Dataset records
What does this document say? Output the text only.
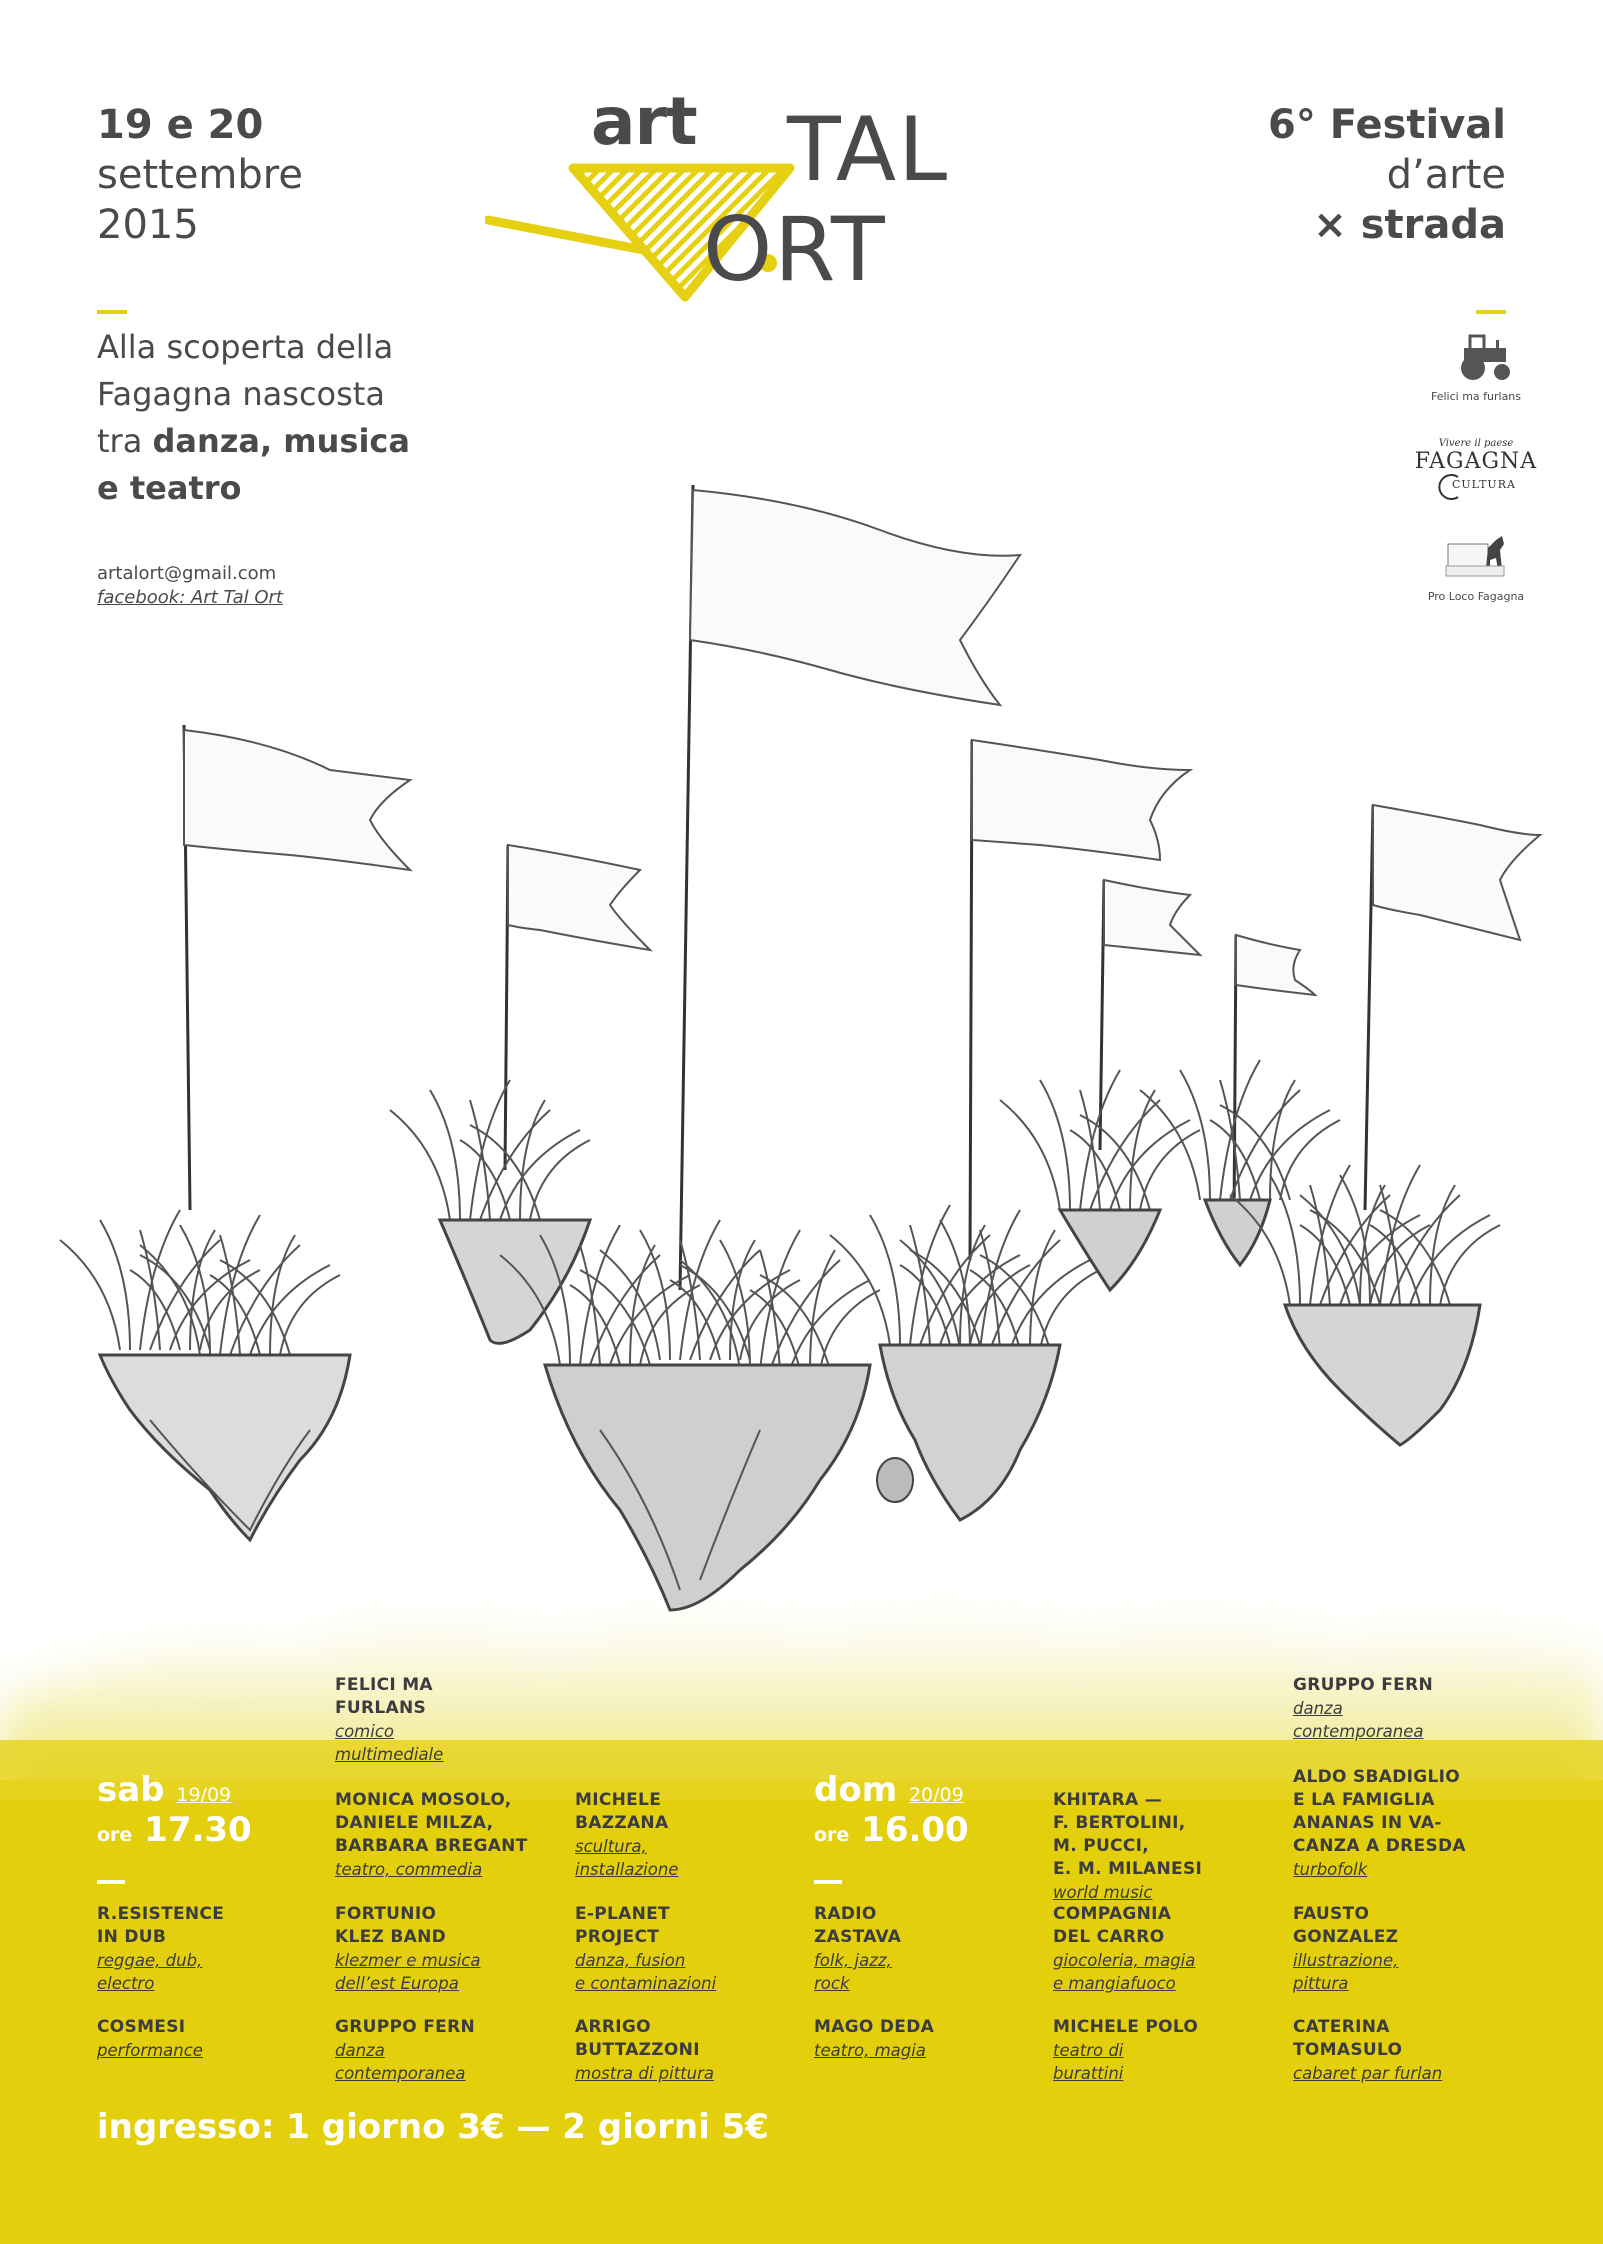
19 e 20
settembre
2015
6° Festival
d’arte
× strada
art TAL
ORT
Alla scoperta della
Fagagna nascosta
tra danza, musica
e teatro
artalort@gmail.com
facebook: Art Tal Ort
Felici ma furlans
Vivere il paese
FAGAGNA
CULTURA
Pro Loco Fagagna
sab 19/09
ore 17.30
dom 20/09
ore 16.00
FELICI MA
FURLANS
comico
multimediale
MONICA MOSOLO,
DANIELE MILZA,
BARBARA BREGANT
teatro, commedia
MICHELE
BAZZANA
scultura,
installazione
R.ESISTENCE
IN DUB
reggae, dub,
electro
FORTUNIO
KLEZ BAND
klezmer e musica
dell’est Europa
E-PLANET
PROJECT
danza, fusion
e contaminazioni
COSMESI
performance
GRUPPO FERN
danza
contemporanea
ARRIGO
BUTTAZZONI
mostra di pittura
GRUPPO FERN
danza
contemporanea
KHITARA —
F. BERTOLINI,
M. PUCCI,
E. M. MILANESI
world music
ALDO SBADIGLIO
E LA FAMIGLIA
ANANAS IN VA-
CANZA A DRESDA
turbofolk
RADIO
ZASTAVA
folk, jazz,
rock
COMPAGNIA
DEL CARRO
giocoleria, magia
e mangiafuoco
FAUSTO
GONZALEZ
illustrazione,
pittura
MAGO DEDA
teatro, magia
MICHELE POLO
teatro di
burattini
CATERINA
TOMASULO
cabaret par furlan
ingresso: 1 giorno 3€ — 2 giorni 5€
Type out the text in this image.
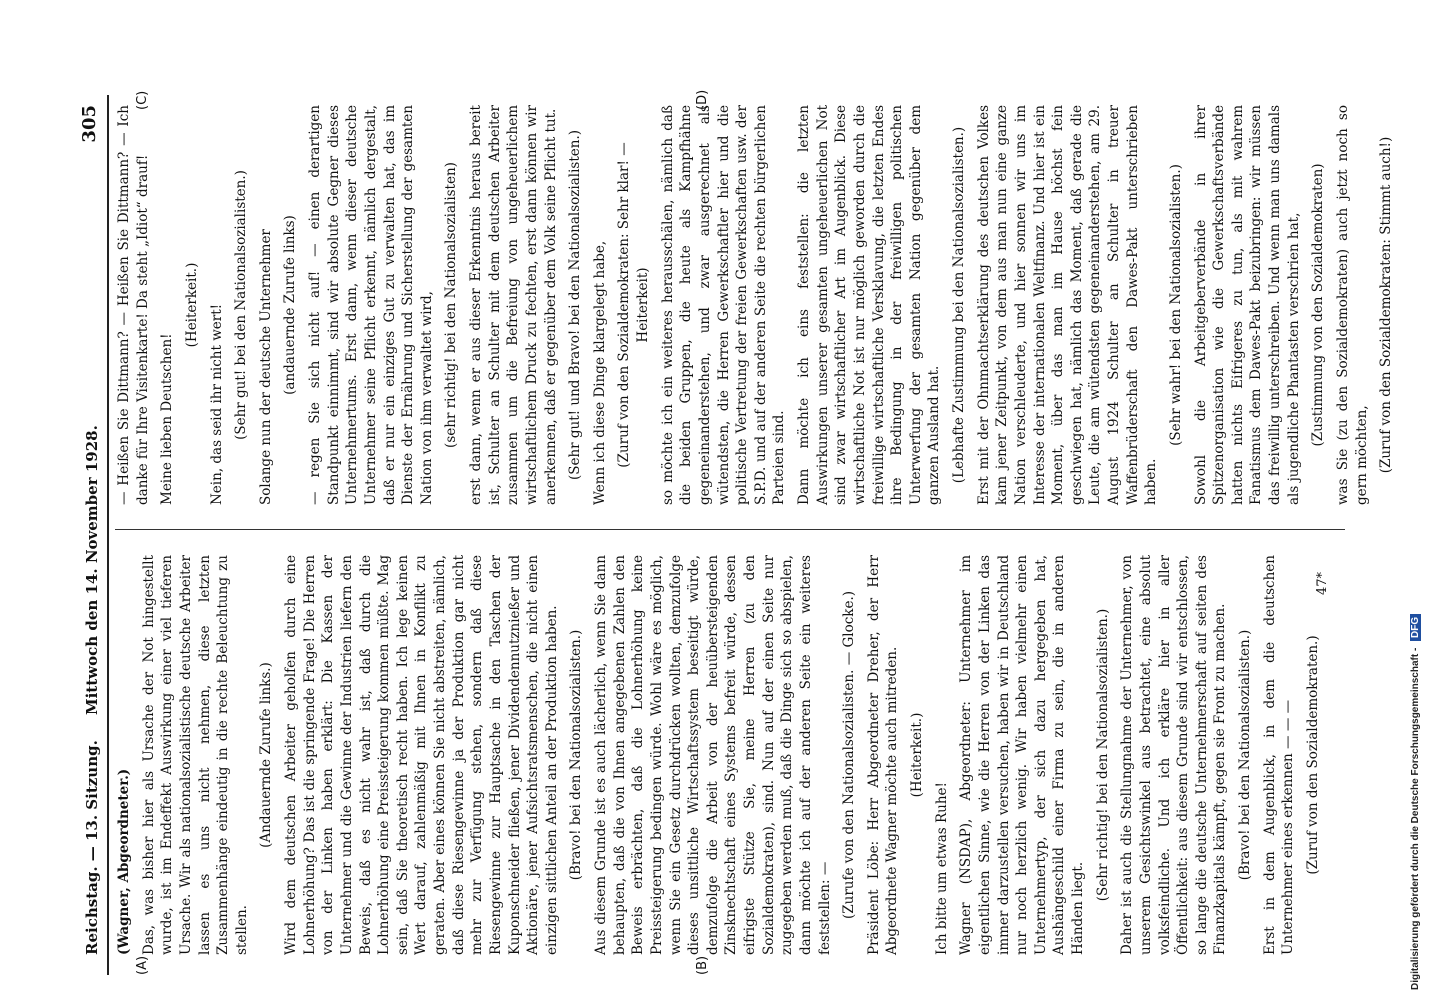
Reichstag. — 13. Sitzung.
Mittwoch den 14. November 1928.
305
(A)	(B)
(C)	(D)

(Wagner, Abgeordneter.) Das, was bisher hier als Ursache der Not hingestellt wurde, ist im Endeffekt Auswirkung einer viel tieferen Ursache. Wir als nationalsozialistische deutsche Arbeiter lassen es uns nicht nehmen, diese letzten Zusammenhänge eindeutig in die rechte Beleuchtung zu stellen.

(Andauernde Zurufe links.) Wird dem deutschen Arbeiter geholfen durch eine Lohnerhöhung? Das ist die springende Frage! Die Herren von der Linken haben erklärt: Die Kassen der Unternehmer und die Gewinne der Industrien liefern den Beweis, daß es nicht wahr ist, daß durch die Lohnerhöhung eine Preissteigerung kommen müßte. Mag sein, daß Sie theoretisch recht haben. Ich lege keinen Wert darauf, zahlenmäßig mit Ihnen in Konflikt zu geraten. Aber eines können Sie nicht abstreiten, nämlich, daß diese Riesengewinne ja der Produktion gar nicht mehr zur Verfügung stehen, sondern daß diese Riesengewinne zur Hauptsache in den Taschen der Kuponschneider fließen, jener Dividendennutznießer und Aktionäre, jener Aufsichtsratsmenschen, die nicht einen einzigen sittlichen Anteil an der Produktion haben. (Bravo! bei den Nationalsozialisten.) Aus diesem Grunde ist es auch lächerlich, wenn Sie dann behaupten, daß die von Ihnen angegebenen Zahlen den Beweis erbrächten, daß die Lohnerhöhung keine Preissteigerung bedingen würde. Wohl wäre es möglich, wenn Sie ein Gesetz durchdrücken wollten, demzufolge dieses unsittliche Wirtschaftssystem beseitigt würde, demzufolge die Arbeit von der heuübersteigenden Zinsknechtschaft eines Systems befreit würde, dessen eifrigste Stütze Sie, meine Herren (zu den Sozialdemokraten), sind. Nun auf der einen Seite nur zugegeben werden muß, daß die Dinge sich so abspielen, dann möchte ich auf der anderen Seite ein weiteres feststellen: — (Zurufe von den Nationalsozialisten. — Glocke.) Präsident Löbe: Herr Abgeordneter Dreher, der Herr Abgeordnete Wagner möchte auch mitreden. (Heiterkeit.)

Ich bitte um etwas Ruhe! Wagner (NSDAP), Abgeordneter: Unternehmer im eigentlichen Sinne, wie die Herren von der Linken das immer darzustellen versuchen, haben wir in Deutschland nur noch herzlich wenig. Wir haben vielmehr einen Unternehmertyp, der sich dazu hergegeben hat, Aushängeschild einer Firma zu sein, die in anderen Händen liegt.

(Sehr richtig! bei den Nationalsozialisten.) Daher ist auch die Stellungnahme der Unternehmer, von unserem Gesichtswinkel aus betrachtet, eine absolut volksfeindliche. Und ich erkläre hier in aller Öffentlichkeit: aus diesem Grunde sind wir entschlossen, so lange die deutsche Unternehmerschaft auf seiten des Finanzkapitals kämpft, gegen sie Front zu machen. (Bravo! bei den Nationalsozialisten.) Erst in dem Augenblick, in dem die deutschen Unternehmer eines erkennen — — — (Zuruf von den Sozialdemokraten.)

— Heißen Sie Dittmann? — Heißen Sie Dittmann? — Ich danke für Ihre Visitenkarte! Da steht „Idiot“ drauf! Meine lieben Deutschen!

(Heiterkeit.) Nein, das seid ihr nicht wert! (Sehr gut! bei den Nationalsozialisten.) Solange nun der deutsche Unternehmer (andauernde Zurufe links) — regen Sie sich nicht auf! — einen derartigen Standpunkt einnimmt, sind wir absolute Gegner dieses Unternehmertums. Erst dann, wenn dieser deutsche Unternehmer seine Pflicht erkennt, nämlich dergestalt, daß er nur ein einziges Gut zu verwalten hat, das im Dienste der Ernährung und Sicherstellung der gesamten Nation von ihm verwaltet wird, (sehr richtig! bei den Nationalsozialisten) erst dann, wenn er aus dieser Erkenntnis heraus bereit ist, Schulter an Schulter mit dem deutschen Arbeiter zusammen um die Befreiung von ungeheuerlichem wirtschaftlichem Druck zu fechten, erst dann können wir anerkennen, daß er gegenüber dem Volk seine Pflicht tut. (Sehr gut! und Bravo! bei den Nationalsozialisten.) Wenn ich diese Dinge klargelegt habe, (Zuruf von den Sozialdemokraten: Sehr klar! — Heiterkeit) so möchte ich ein weiteres herausschälen, nämlich daß die beiden Gruppen, die heute als Kampfhähne gegeneinanderstehen, und zwar ausgerechnet als wütendsten, die Herren Gewerkschaftler hier und die politische Vertretung der freien Gewerkschaften usw. der S.P.D. und auf der anderen Seite die rechten bürgerlichen Parteien sind. Dann möchte ich eins feststellen: die letzten Auswirkungen unserer gesamten ungeheuerlichen Not sind zwar wirtschaftlicher Art im Augenblick. Diese wirtschaftliche Not ist nur möglich geworden durch die freiwillige wirtschaftliche Versklavung, die letzten Endes ihre Bedingung in der freiwilligen politischen Unterwerfung der gesamten Nation gegenüber dem ganzen Ausland hat. (Lebhafte Zustimmung bei den Nationalsozialisten.) Erst mit der Ohnmachtserklärung des deutschen Volkes kam jener Zeitpunkt, von dem aus man nun eine ganze Nation verschleuderte, und hier sonnen wir uns im Interesse der internationalen Weltfinanz. Und hier ist ein Moment, über das man im Hause höchst fein geschwiegen hat, nämlich das Moment, daß gerade die Leute, die am wütendsten gegeneinanderstehen, am 29. August 1924 Schulter an Schulter in treuer Waffenbrüderschaft den Dawes-Pakt unterschrieben haben.

(Sehr wahr! bei den Nationalsozialisten.) Sowohl die Arbeitgeberverbände in ihrer Spitzenorganisation wie die Gewerkschaftsverbände hatten nichts Eifrigeres zu tun, als mit wahrem Fanatismus dem Dawes-Pakt beizubringen: wir müssen das freiwillig unterschreiben. Und wenn man uns damals als jugendliche Phantasten verschrien hat, (Zustimmung von den Sozialdemokraten) was Sie (zu den Sozialdemokraten) auch jetzt noch so gern möchten, (Zuruf von den Sozialdemokraten: Stimmt auch!)

47*
Digitalisierung gefördert durch die Deutsche Forschungsgemeinschaft - DFG
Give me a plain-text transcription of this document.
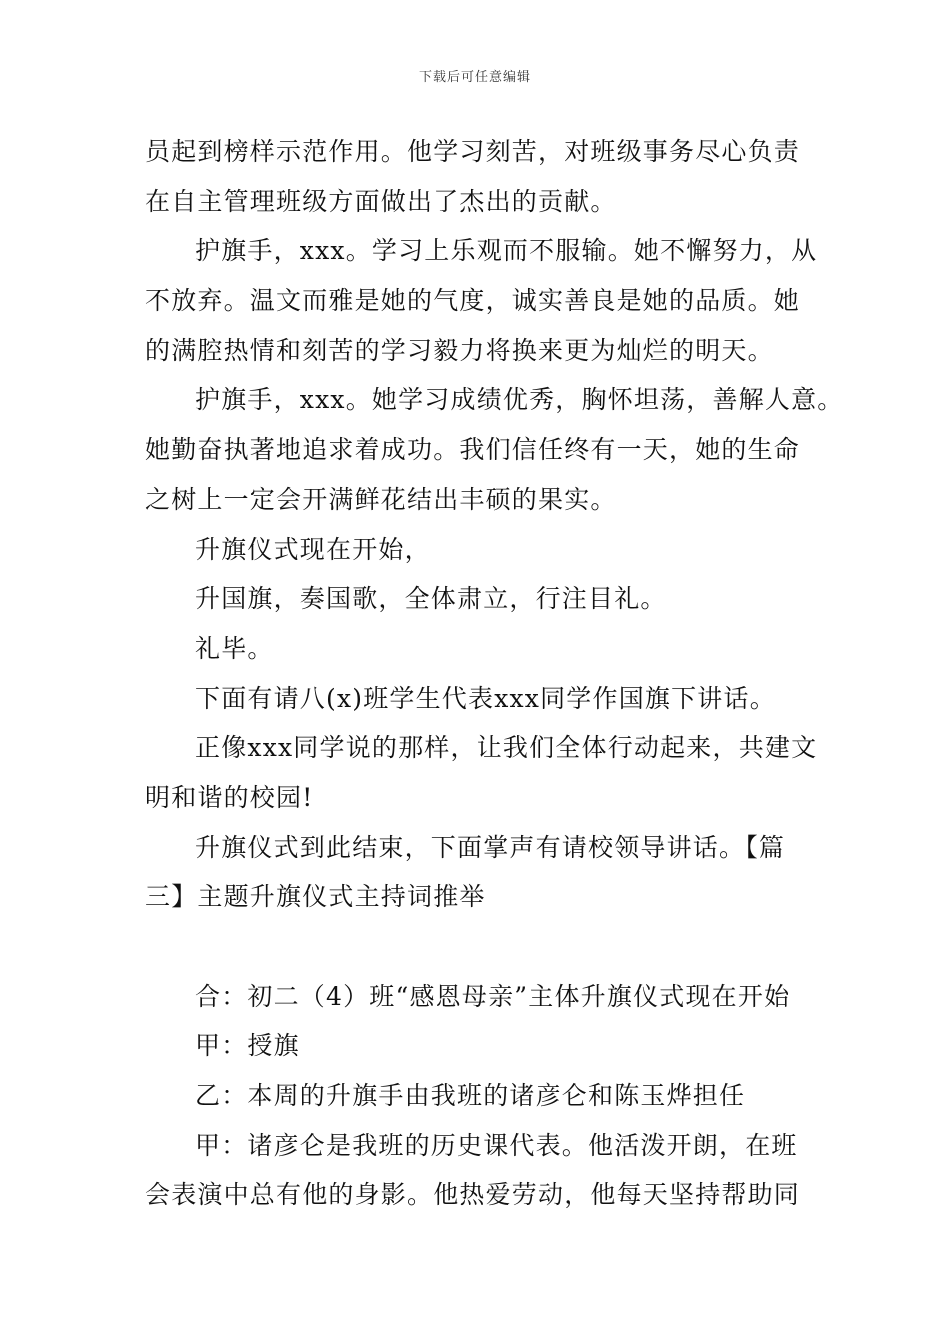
下载后可任意编辑
员起到榜样示范作用。他学习刻苦，对班级事务尽心负责
在自主管理班级方面做出了杰出的贡献。
护旗手，xxx。学习上乐观而不服输。她不懈努力，从
不放弃。温文而雅是她的气度，诚实善良是她的品质。她
的满腔热情和刻苦的学习毅力将换来更为灿烂的明天。
护旗手，xxx。她学习成绩优秀，胸怀坦荡，善解人意。
她勤奋执著地追求着成功。我们信任终有一天，她的生命
之树上一定会开满鲜花结出丰硕的果实。
升旗仪式现在开始，
升国旗，奏国歌，全体肃立，行注目礼。
礼毕。
下面有请八(x)班学生代表xxx同学作国旗下讲话。
正像xxx同学说的那样，让我们全体行动起来，共建文
明和谐的校园!
升旗仪式到此结束，下面掌声有请校领导讲话。【篇
三】主题升旗仪式主持词推举
合：初二（4）班“感恩母亲”主体升旗仪式现在开始
甲：授旗
乙：本周的升旗手由我班的诸彦仑和陈玉烨担任
甲：诸彦仑是我班的历史课代表。他活泼开朗，在班
会表演中总有他的身影。他热爱劳动，他每天坚持帮助同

REQUIRED TASK: Retype, without any picture, exactly the lines from the one with "Give me a plain-text" through the end of the entries, inclusive.

TASK RESULT:
Give me a plain-text transcription of this document.
下载后可任意编辑
员起到榜样示范作用。他学习刻苦，对班级事务尽心负责
在自主管理班级方面做出了杰出的贡献。
护旗手，xxx。学习上乐观而不服输。她不懈努力，从
不放弃。温文而雅是她的气度，诚实善良是她的品质。她
的满腔热情和刻苦的学习毅力将换来更为灿烂的明天。
护旗手，xxx。她学习成绩优秀，胸怀坦荡，善解人意。
她勤奋执著地追求着成功。我们信任终有一天，她的生命
之树上一定会开满鲜花结出丰硕的果实。
升旗仪式现在开始，
升国旗，奏国歌，全体肃立，行注目礼。
礼毕。
下面有请八(x)班学生代表xxx同学作国旗下讲话。
正像xxx同学说的那样，让我们全体行动起来，共建文
明和谐的校园!
升旗仪式到此结束，下面掌声有请校领导讲话。【篇
三】主题升旗仪式主持词推举
合：初二（4）班“感恩母亲”主体升旗仪式现在开始
甲：授旗
乙：本周的升旗手由我班的诸彦仑和陈玉烨担任
甲：诸彦仑是我班的历史课代表。他活泼开朗，在班
会表演中总有他的身影。他热爱劳动，他每天坚持帮助同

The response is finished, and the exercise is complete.